- Exercise prompt -
Could you rename every "chevron-down-icon" to "expand-arrow-icon" and give all the records again with nothing else changed and the pictures left out?

- Material to process -
• • • •

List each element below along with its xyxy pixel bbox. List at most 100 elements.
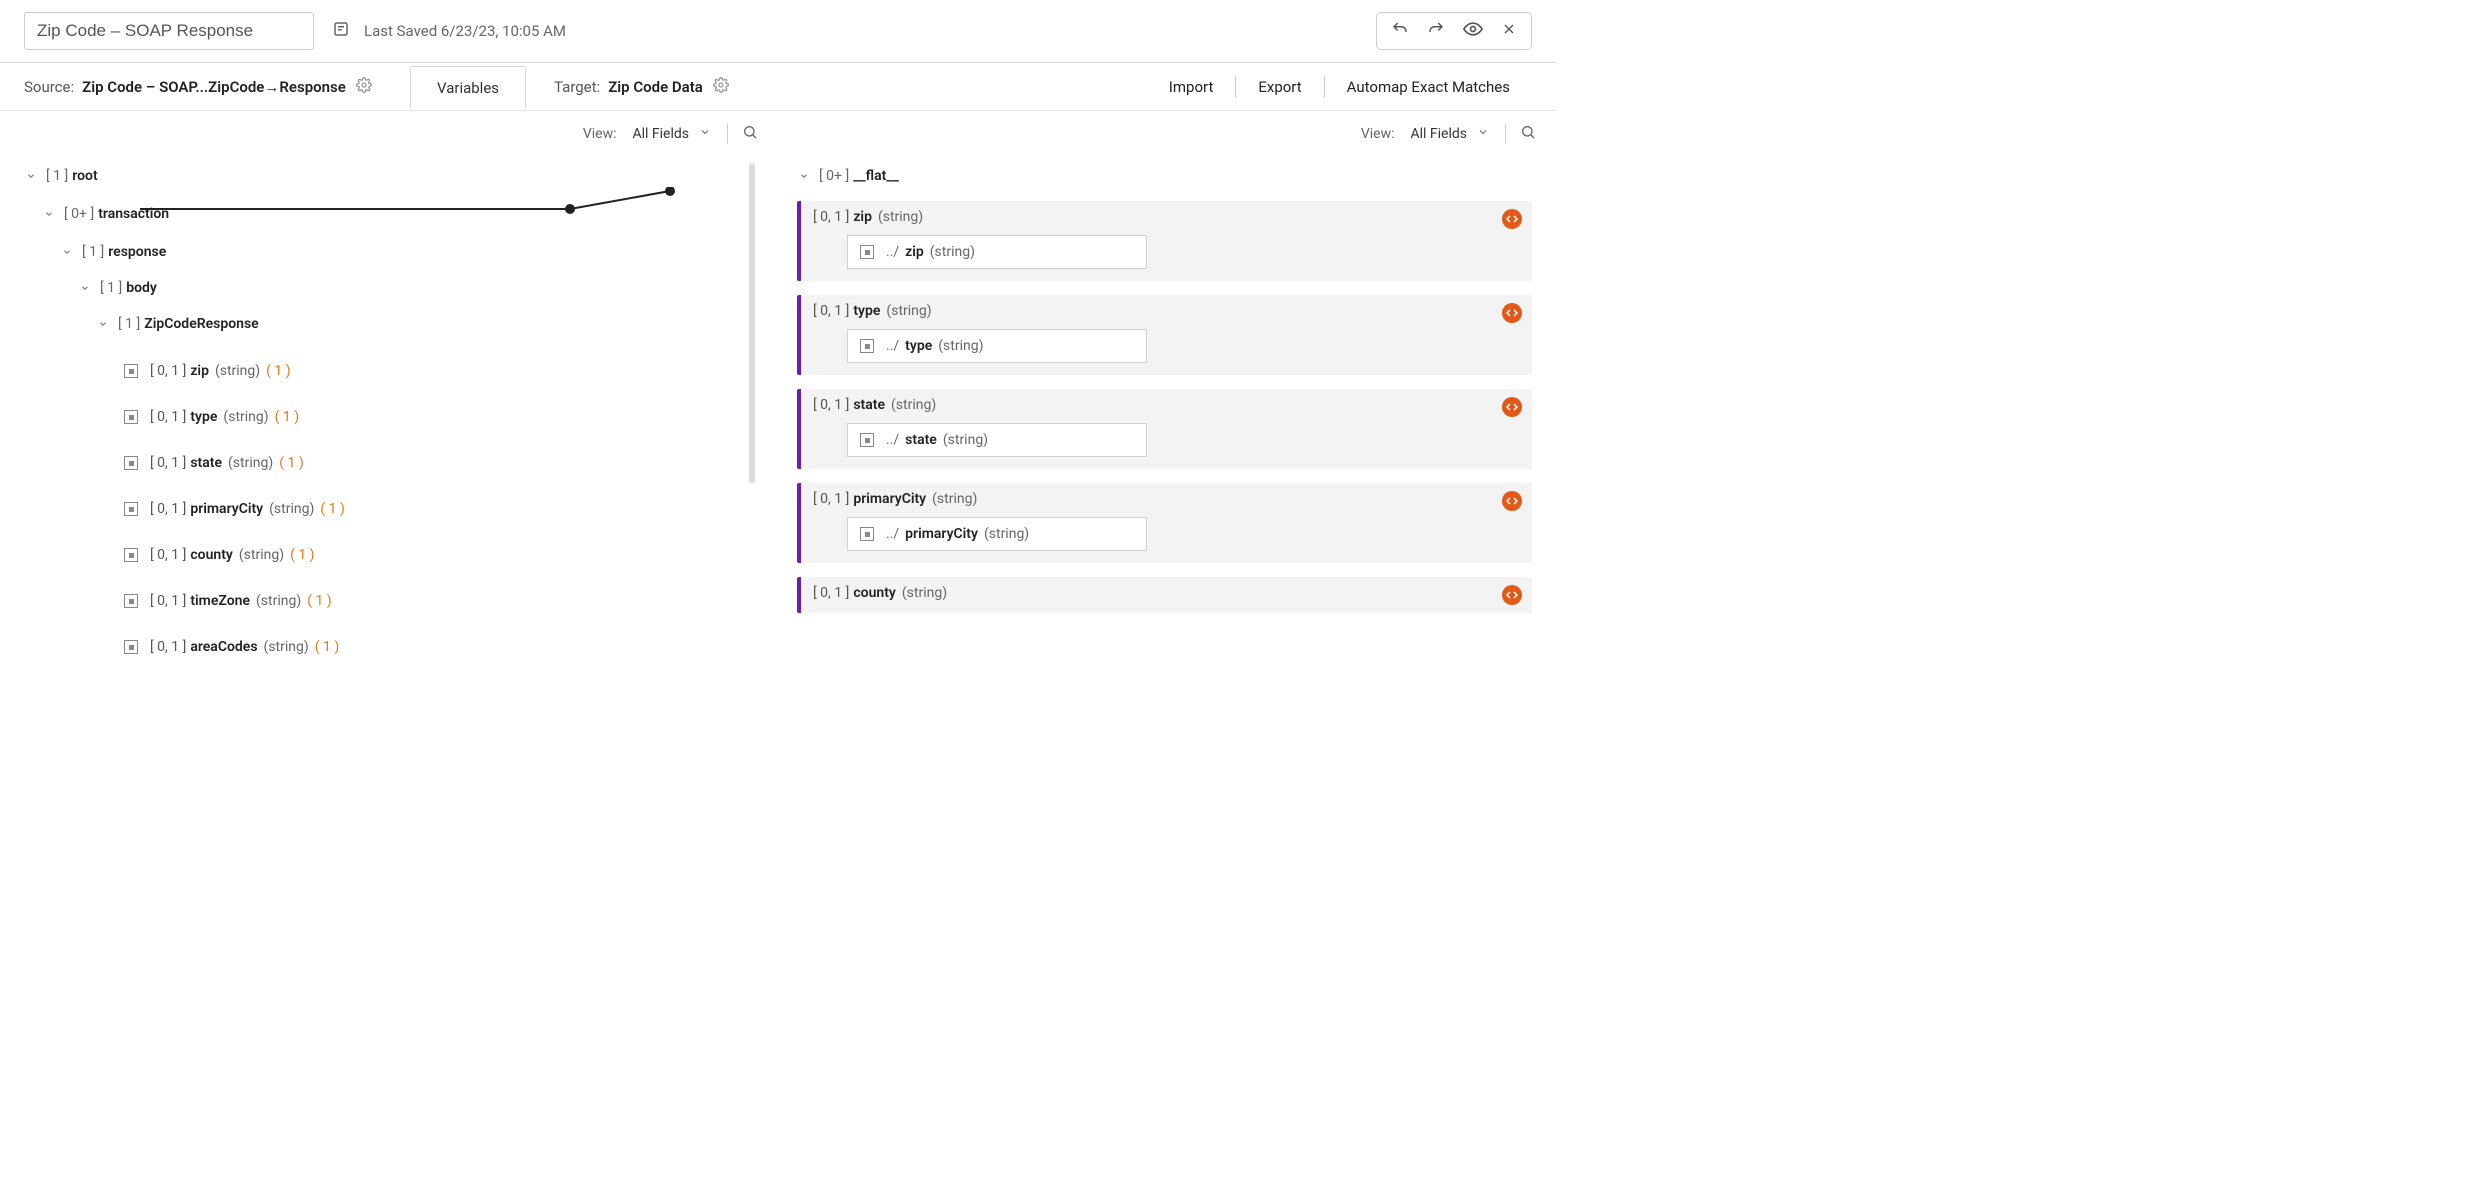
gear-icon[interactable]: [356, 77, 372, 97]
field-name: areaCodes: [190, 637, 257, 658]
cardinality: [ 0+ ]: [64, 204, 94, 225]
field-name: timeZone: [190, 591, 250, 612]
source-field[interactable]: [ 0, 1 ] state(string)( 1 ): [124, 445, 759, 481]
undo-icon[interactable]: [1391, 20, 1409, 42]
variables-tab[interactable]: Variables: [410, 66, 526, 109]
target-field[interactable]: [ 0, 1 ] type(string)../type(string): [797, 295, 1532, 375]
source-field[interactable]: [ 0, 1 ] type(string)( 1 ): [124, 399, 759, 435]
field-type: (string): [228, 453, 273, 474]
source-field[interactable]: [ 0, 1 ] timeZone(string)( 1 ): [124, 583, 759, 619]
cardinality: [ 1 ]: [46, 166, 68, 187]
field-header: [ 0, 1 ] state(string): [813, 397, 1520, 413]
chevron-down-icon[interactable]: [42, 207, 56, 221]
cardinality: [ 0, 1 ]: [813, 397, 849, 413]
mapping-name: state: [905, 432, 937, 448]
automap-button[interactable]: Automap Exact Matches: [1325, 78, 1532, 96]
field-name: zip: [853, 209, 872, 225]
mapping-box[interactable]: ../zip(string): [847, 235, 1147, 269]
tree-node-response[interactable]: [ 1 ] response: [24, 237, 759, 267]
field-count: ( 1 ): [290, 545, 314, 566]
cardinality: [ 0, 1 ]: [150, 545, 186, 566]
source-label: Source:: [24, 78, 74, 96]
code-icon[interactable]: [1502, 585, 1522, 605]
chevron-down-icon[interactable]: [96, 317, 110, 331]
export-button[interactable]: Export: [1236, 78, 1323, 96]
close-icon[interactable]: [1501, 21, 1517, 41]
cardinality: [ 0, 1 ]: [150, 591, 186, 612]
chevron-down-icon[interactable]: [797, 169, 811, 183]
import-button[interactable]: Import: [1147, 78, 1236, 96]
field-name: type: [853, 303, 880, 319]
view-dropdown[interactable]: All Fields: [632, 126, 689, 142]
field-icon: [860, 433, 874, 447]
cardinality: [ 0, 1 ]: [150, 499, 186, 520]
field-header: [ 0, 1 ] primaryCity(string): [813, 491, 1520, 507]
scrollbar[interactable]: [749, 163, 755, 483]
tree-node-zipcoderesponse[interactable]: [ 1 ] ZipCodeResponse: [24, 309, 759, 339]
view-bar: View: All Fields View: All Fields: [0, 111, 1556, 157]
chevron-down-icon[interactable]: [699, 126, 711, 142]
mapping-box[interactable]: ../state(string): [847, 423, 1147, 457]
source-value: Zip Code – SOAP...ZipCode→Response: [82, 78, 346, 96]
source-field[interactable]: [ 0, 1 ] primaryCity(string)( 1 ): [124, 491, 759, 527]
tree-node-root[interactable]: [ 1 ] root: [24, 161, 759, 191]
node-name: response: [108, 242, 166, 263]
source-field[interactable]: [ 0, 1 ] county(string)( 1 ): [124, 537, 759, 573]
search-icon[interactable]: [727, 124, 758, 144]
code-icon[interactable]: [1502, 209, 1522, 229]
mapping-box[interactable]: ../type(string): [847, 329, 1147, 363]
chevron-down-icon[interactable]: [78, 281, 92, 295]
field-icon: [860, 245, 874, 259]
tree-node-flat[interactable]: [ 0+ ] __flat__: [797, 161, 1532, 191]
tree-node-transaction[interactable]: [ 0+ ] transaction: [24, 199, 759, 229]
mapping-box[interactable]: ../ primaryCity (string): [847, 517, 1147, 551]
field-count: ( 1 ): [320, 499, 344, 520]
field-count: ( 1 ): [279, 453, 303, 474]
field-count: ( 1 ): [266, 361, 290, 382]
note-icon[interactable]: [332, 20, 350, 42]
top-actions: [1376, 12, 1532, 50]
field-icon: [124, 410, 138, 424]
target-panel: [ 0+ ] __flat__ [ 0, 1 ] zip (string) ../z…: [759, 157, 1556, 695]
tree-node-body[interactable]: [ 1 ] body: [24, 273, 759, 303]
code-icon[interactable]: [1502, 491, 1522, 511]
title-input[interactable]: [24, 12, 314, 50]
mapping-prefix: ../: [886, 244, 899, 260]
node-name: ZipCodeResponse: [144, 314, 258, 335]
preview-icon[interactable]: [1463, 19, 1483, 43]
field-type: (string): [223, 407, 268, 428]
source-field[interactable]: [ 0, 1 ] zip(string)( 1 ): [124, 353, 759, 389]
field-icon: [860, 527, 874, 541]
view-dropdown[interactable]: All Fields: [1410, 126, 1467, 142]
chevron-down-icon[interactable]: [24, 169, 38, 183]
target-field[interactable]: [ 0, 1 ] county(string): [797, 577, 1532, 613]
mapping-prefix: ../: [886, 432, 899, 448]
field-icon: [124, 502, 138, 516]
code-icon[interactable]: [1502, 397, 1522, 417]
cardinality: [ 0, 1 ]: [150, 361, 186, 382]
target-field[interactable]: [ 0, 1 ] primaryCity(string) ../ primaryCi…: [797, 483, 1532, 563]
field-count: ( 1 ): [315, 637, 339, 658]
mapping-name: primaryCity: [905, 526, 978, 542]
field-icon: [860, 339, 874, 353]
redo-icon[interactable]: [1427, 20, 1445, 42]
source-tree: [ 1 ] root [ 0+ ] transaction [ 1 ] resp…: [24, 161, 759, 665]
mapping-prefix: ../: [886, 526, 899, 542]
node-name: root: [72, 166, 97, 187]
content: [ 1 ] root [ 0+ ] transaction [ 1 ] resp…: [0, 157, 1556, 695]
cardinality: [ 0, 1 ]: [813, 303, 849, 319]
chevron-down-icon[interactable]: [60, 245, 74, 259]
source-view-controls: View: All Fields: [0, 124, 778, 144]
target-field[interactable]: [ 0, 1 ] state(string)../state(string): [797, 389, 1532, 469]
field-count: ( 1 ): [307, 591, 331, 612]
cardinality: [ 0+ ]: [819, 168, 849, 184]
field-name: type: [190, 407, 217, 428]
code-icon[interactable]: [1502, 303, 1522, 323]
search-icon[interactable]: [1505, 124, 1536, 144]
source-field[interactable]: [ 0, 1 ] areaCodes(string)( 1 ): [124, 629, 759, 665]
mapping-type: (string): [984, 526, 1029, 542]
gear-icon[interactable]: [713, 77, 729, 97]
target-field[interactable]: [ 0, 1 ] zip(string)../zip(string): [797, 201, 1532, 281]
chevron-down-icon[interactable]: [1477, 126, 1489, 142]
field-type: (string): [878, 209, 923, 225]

• • • •

- The completed task -
List each element below along with its xyxy pixel bbox. List at most 100 elements.
gear-icon[interactable]: [356, 77, 372, 97]
field-name: areaCodes: [190, 637, 257, 658]
cardinality: [ 0+ ]: [64, 204, 94, 225]
field-name: timeZone: [190, 591, 250, 612]
source-field[interactable]: [ 0, 1 ] state(string)( 1 ): [124, 445, 759, 481]
undo-icon[interactable]: [1391, 20, 1409, 42]
variables-tab[interactable]: Variables: [410, 66, 526, 109]
target-field[interactable]: [ 0, 1 ] type(string)../type(string): [797, 295, 1532, 375]
source-field[interactable]: [ 0, 1 ] type(string)( 1 ): [124, 399, 759, 435]
field-type: (string): [228, 453, 273, 474]
source-field[interactable]: [ 0, 1 ] timeZone(string)( 1 ): [124, 583, 759, 619]
cardinality: [ 1 ]: [46, 166, 68, 187]
field-header: [ 0, 1 ] state(string): [813, 397, 1520, 413]
expand-arrow-icon[interactable]: [42, 207, 56, 221]
cardinality: [ 0, 1 ]: [813, 397, 849, 413]
mapping-name: state: [905, 432, 937, 448]
automap-button[interactable]: Automap Exact Matches: [1325, 78, 1532, 96]
field-name: zip: [853, 209, 872, 225]
mapping-box[interactable]: ../zip(string): [847, 235, 1147, 269]
tree-node-response[interactable]: [ 1 ] response: [24, 237, 759, 267]
field-count: ( 1 ): [290, 545, 314, 566]
cardinality: [ 0, 1 ]: [150, 545, 186, 566]
source-label: Source:: [24, 78, 74, 96]
code-icon[interactable]: [1502, 585, 1522, 605]
expand-arrow-icon[interactable]: [96, 317, 110, 331]
export-button[interactable]: Export: [1236, 78, 1323, 96]
close-icon[interactable]: [1501, 21, 1517, 41]
cardinality: [ 0, 1 ]: [150, 591, 186, 612]
expand-arrow-icon[interactable]: [797, 169, 811, 183]
import-button[interactable]: Import: [1147, 78, 1236, 96]
field-name: type: [853, 303, 880, 319]
view-dropdown[interactable]: All Fields: [632, 126, 689, 142]
field-icon: [860, 433, 874, 447]
cardinality: [ 0, 1 ]: [150, 499, 186, 520]
field-header: [ 0, 1 ] primaryCity(string): [813, 491, 1520, 507]
scrollbar[interactable]: [749, 163, 755, 483]
tree-node-zipcoderesponse[interactable]: [ 1 ] ZipCodeResponse: [24, 309, 759, 339]
view-bar: View: All Fields View: All Fields: [0, 111, 1556, 157]
expand-arrow-icon[interactable]: [699, 126, 711, 142]
mapping-box[interactable]: ../state(string): [847, 423, 1147, 457]
source-value: Zip Code – SOAP...ZipCode→Response: [82, 78, 346, 96]
source-field[interactable]: [ 0, 1 ] primaryCity(string)( 1 ): [124, 491, 759, 527]
tree-node-root[interactable]: [ 1 ] root: [24, 161, 759, 191]
node-name: response: [108, 242, 166, 263]
source-field[interactable]: [ 0, 1 ] county(string)( 1 ): [124, 537, 759, 573]
search-icon[interactable]: [727, 124, 758, 144]
code-icon[interactable]: [1502, 209, 1522, 229]
mapping-box[interactable]: ../type(string): [847, 329, 1147, 363]
expand-arrow-icon[interactable]: [78, 281, 92, 295]
field-icon: [860, 245, 874, 259]
tree-node-flat[interactable]: [ 0+ ] __flat__: [797, 161, 1532, 191]
tree-node-transaction[interactable]: [ 0+ ] transaction: [24, 199, 759, 229]
mapping-box[interactable]: ../ primaryCity (string): [847, 517, 1147, 551]
field-count: ( 1 ): [320, 499, 344, 520]
field-count: ( 1 ): [279, 453, 303, 474]
field-count: ( 1 ): [266, 361, 290, 382]
note-icon[interactable]: [332, 20, 350, 42]
top-actions: [1376, 12, 1532, 50]
field-icon: [124, 410, 138, 424]
target-panel: [ 0+ ] __flat__ [ 0, 1 ] zip (string) ../z…: [759, 157, 1556, 695]
tree-node-body[interactable]: [ 1 ] body: [24, 273, 759, 303]
code-icon[interactable]: [1502, 491, 1522, 511]
title-input[interactable]: [24, 12, 314, 50]
mapping-prefix: ../: [886, 244, 899, 260]
node-name: ZipCodeResponse: [144, 314, 258, 335]
preview-icon[interactable]: [1463, 19, 1483, 43]
field-type: (string): [223, 407, 268, 428]
source-field[interactable]: [ 0, 1 ] zip(string)( 1 ): [124, 353, 759, 389]
field-icon: [860, 527, 874, 541]
view-dropdown[interactable]: All Fields: [1410, 126, 1467, 142]
expand-arrow-icon[interactable]: [24, 169, 38, 183]
target-field[interactable]: [ 0, 1 ] county(string): [797, 577, 1532, 613]
mapping-prefix: ../: [886, 432, 899, 448]
field-icon: [124, 502, 138, 516]
code-icon[interactable]: [1502, 397, 1522, 417]
cardinality: [ 0, 1 ]: [150, 361, 186, 382]
target-field[interactable]: [ 0, 1 ] primaryCity(string) ../ primaryCi…: [797, 483, 1532, 563]
field-count: ( 1 ): [315, 637, 339, 658]
mapping-name: primaryCity: [905, 526, 978, 542]
field-icon: [860, 339, 874, 353]
redo-icon[interactable]: [1427, 20, 1445, 42]
source-tree: [ 1 ] root [ 0+ ] transaction [ 1 ] resp…: [24, 161, 759, 665]
mapping-prefix: ../: [886, 526, 899, 542]
node-name: root: [72, 166, 97, 187]
content: [ 1 ] root [ 0+ ] transaction [ 1 ] resp…: [0, 157, 1556, 695]
cardinality: [ 0, 1 ]: [813, 303, 849, 319]
expand-arrow-icon[interactable]: [60, 245, 74, 259]
source-view-controls: View: All Fields: [0, 124, 778, 144]
target-field[interactable]: [ 0, 1 ] state(string)../state(string): [797, 389, 1532, 469]
field-count: ( 1 ): [307, 591, 331, 612]
cardinality: [ 0+ ]: [819, 168, 849, 184]
field-name: type: [190, 407, 217, 428]
code-icon[interactable]: [1502, 303, 1522, 323]
search-icon[interactable]: [1505, 124, 1536, 144]
source-field[interactable]: [ 0, 1 ] areaCodes(string)( 1 ): [124, 629, 759, 665]
mapping-type: (string): [984, 526, 1029, 542]
gear-icon[interactable]: [713, 77, 729, 97]
target-field[interactable]: [ 0, 1 ] zip(string)../zip(string): [797, 201, 1532, 281]
expand-arrow-icon[interactable]: [1477, 126, 1489, 142]
field-type: (string): [878, 209, 923, 225]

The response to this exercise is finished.